* What to produce: Omit the images. Copy each entry word for word.

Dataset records
>> Begin

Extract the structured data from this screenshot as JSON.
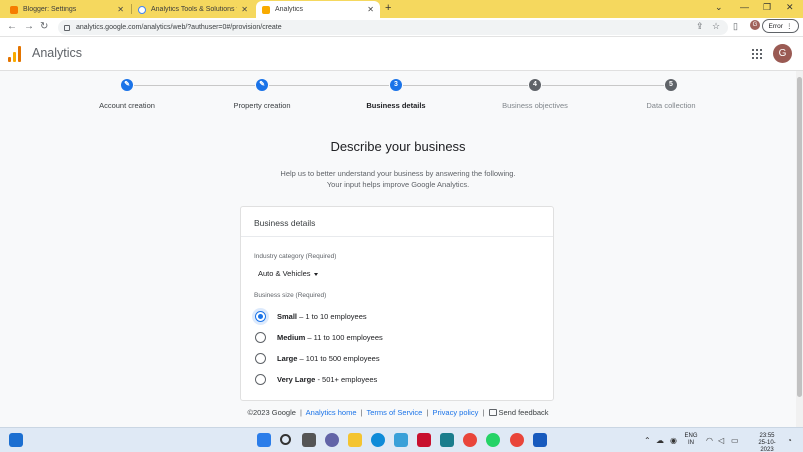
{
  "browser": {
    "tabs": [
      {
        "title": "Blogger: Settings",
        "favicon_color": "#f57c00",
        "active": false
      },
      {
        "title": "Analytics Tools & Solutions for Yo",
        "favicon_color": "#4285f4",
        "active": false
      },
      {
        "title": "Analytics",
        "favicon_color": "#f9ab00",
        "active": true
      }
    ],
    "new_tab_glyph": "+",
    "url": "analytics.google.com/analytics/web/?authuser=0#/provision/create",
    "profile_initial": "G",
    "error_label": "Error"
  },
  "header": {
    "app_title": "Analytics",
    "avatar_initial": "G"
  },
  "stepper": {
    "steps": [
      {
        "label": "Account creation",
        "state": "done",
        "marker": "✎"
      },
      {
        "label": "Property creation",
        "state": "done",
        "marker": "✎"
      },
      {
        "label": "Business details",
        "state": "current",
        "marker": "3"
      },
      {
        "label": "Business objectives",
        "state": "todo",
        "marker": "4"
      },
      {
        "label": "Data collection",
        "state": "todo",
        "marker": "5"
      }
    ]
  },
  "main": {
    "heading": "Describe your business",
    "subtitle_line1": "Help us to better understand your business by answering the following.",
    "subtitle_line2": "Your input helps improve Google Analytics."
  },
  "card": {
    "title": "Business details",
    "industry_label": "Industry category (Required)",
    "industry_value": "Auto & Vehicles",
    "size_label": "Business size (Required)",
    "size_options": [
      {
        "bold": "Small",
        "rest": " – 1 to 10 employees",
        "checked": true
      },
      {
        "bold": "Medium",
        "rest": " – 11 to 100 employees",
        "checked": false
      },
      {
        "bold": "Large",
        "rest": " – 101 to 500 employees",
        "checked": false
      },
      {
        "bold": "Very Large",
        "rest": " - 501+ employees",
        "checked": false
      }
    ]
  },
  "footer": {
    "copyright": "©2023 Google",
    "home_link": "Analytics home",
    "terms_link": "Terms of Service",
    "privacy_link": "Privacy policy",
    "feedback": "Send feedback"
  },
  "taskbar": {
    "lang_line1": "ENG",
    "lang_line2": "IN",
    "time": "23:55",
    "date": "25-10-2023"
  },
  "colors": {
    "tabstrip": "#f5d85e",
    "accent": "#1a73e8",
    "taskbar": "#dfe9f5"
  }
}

>> End

* Solved problem:
Extract the structured data from this screenshot as JSON.
{
  "browser": {
    "tabs": [
      {
        "title": "Blogger: Settings",
        "favicon_color": "#f57c00",
        "active": false
      },
      {
        "title": "Analytics Tools & Solutions for Yo",
        "favicon_color": "#4285f4",
        "active": false
      },
      {
        "title": "Analytics",
        "favicon_color": "#f9ab00",
        "active": true
      }
    ],
    "new_tab_glyph": "+",
    "url": "analytics.google.com/analytics/web/?authuser=0#/provision/create",
    "profile_initial": "G",
    "error_label": "Error"
  },
  "header": {
    "app_title": "Analytics",
    "avatar_initial": "G"
  },
  "stepper": {
    "steps": [
      {
        "label": "Account creation",
        "state": "done",
        "marker": "✎"
      },
      {
        "label": "Property creation",
        "state": "done",
        "marker": "✎"
      },
      {
        "label": "Business details",
        "state": "current",
        "marker": "3"
      },
      {
        "label": "Business objectives",
        "state": "todo",
        "marker": "4"
      },
      {
        "label": "Data collection",
        "state": "todo",
        "marker": "5"
      }
    ]
  },
  "main": {
    "heading": "Describe your business",
    "subtitle_line1": "Help us to better understand your business by answering the following.",
    "subtitle_line2": "Your input helps improve Google Analytics."
  },
  "card": {
    "title": "Business details",
    "industry_label": "Industry category (Required)",
    "industry_value": "Auto & Vehicles",
    "size_label": "Business size (Required)",
    "size_options": [
      {
        "bold": "Small",
        "rest": " – 1 to 10 employees",
        "checked": true
      },
      {
        "bold": "Medium",
        "rest": " – 11 to 100 employees",
        "checked": false
      },
      {
        "bold": "Large",
        "rest": " – 101 to 500 employees",
        "checked": false
      },
      {
        "bold": "Very Large",
        "rest": " - 501+ employees",
        "checked": false
      }
    ]
  },
  "footer": {
    "copyright": "©2023 Google",
    "home_link": "Analytics home",
    "terms_link": "Terms of Service",
    "privacy_link": "Privacy policy",
    "feedback": "Send feedback"
  },
  "taskbar": {
    "lang_line1": "ENG",
    "lang_line2": "IN",
    "time": "23:55",
    "date": "25-10-2023"
  },
  "colors": {
    "tabstrip": "#f5d85e",
    "accent": "#1a73e8",
    "taskbar": "#dfe9f5"
  }
}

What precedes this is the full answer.